Short problem: Gather all lines in the entries that include the word "JSON".

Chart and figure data
--
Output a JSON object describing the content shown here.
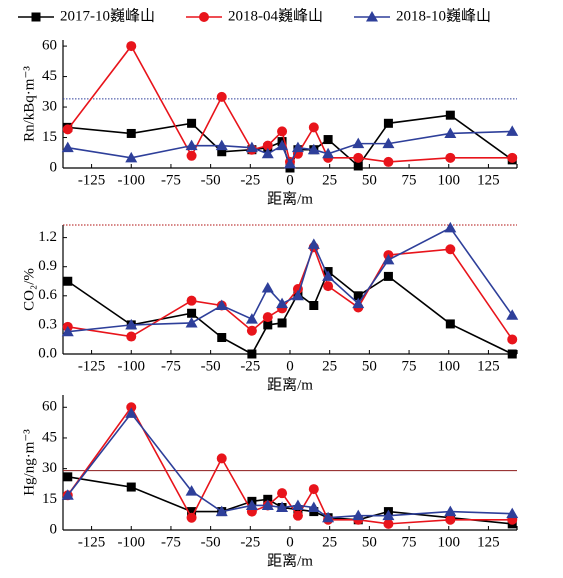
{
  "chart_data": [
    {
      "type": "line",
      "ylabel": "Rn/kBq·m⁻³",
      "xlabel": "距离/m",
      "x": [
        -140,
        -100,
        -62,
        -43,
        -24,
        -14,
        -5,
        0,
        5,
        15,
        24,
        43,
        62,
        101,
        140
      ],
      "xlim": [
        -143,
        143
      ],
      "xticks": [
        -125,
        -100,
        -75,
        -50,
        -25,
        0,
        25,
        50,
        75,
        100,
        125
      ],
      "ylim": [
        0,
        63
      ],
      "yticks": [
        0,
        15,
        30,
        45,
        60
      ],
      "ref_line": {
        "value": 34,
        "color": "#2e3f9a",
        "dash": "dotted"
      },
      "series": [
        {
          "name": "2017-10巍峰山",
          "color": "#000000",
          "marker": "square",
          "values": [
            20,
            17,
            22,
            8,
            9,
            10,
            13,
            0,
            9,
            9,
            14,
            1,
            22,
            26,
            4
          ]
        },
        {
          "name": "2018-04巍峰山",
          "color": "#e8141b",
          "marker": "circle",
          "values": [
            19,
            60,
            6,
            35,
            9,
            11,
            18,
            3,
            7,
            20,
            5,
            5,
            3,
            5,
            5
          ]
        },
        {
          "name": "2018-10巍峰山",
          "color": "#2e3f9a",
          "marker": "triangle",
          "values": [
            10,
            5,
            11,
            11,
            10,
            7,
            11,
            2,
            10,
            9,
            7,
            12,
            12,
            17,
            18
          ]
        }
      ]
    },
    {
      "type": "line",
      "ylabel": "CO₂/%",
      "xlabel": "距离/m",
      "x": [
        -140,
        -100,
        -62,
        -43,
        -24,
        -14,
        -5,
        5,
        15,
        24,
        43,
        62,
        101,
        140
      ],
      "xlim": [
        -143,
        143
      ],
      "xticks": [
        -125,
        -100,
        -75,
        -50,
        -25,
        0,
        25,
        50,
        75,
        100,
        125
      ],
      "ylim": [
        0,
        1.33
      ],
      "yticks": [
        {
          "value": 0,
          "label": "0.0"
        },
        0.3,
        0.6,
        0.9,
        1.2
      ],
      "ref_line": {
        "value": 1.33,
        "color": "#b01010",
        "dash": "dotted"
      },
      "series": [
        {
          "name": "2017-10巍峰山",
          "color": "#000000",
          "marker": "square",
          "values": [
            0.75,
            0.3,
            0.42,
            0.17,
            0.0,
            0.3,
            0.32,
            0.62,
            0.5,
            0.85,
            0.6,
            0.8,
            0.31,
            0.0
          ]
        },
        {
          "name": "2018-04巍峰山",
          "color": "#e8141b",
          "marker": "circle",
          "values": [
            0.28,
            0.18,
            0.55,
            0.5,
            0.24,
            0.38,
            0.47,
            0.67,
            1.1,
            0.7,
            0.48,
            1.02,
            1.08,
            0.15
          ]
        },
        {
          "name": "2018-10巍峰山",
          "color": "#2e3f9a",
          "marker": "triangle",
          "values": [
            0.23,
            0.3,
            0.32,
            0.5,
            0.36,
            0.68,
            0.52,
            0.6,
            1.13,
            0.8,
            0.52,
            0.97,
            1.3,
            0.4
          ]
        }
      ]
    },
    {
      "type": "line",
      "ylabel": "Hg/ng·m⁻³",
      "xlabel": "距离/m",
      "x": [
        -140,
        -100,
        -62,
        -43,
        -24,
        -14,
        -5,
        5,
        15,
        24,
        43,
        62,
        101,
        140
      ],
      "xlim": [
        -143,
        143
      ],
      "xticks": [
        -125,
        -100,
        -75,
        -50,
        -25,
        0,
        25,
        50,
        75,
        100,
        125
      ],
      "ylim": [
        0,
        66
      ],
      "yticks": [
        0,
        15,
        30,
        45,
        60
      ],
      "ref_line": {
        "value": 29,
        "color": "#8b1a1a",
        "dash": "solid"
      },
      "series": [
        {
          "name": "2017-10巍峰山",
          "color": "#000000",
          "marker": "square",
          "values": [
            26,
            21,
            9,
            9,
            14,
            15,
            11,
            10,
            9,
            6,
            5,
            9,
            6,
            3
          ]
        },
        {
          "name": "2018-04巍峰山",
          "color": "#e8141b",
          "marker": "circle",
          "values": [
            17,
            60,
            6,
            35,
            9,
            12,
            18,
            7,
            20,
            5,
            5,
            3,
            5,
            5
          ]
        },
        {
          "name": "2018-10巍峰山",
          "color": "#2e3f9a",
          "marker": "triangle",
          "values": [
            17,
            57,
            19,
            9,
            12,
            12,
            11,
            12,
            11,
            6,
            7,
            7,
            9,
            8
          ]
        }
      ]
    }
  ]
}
--
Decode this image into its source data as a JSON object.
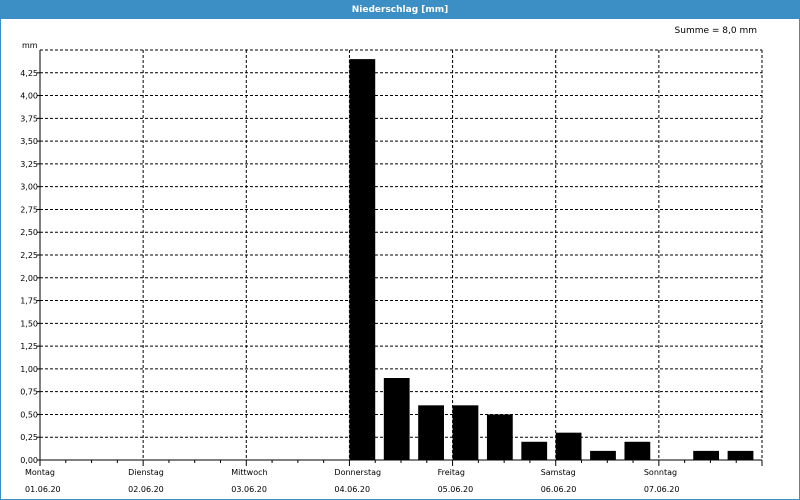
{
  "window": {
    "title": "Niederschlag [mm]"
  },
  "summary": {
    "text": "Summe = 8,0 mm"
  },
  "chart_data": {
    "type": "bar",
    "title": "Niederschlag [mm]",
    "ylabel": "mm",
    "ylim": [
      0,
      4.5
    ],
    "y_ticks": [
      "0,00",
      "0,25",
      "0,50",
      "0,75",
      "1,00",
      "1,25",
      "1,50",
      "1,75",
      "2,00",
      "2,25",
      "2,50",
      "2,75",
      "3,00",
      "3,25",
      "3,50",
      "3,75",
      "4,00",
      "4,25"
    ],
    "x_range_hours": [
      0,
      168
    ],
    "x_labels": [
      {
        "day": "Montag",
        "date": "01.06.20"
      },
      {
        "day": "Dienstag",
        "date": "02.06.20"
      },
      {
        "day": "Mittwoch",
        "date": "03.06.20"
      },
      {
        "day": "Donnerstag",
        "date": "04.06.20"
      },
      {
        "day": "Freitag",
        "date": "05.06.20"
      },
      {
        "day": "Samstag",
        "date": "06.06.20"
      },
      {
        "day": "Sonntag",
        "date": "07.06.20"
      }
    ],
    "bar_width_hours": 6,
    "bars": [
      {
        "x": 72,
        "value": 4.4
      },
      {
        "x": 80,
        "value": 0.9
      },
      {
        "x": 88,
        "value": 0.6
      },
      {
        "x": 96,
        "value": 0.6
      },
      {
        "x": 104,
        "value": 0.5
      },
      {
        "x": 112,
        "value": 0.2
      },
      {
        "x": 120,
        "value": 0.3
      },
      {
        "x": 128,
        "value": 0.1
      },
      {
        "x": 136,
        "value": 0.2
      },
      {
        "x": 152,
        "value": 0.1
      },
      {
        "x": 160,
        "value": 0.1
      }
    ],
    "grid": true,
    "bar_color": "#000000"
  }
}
--
Correct output:
Output a JSON object describing the content shown here.
Decode this image into its source data as a JSON object.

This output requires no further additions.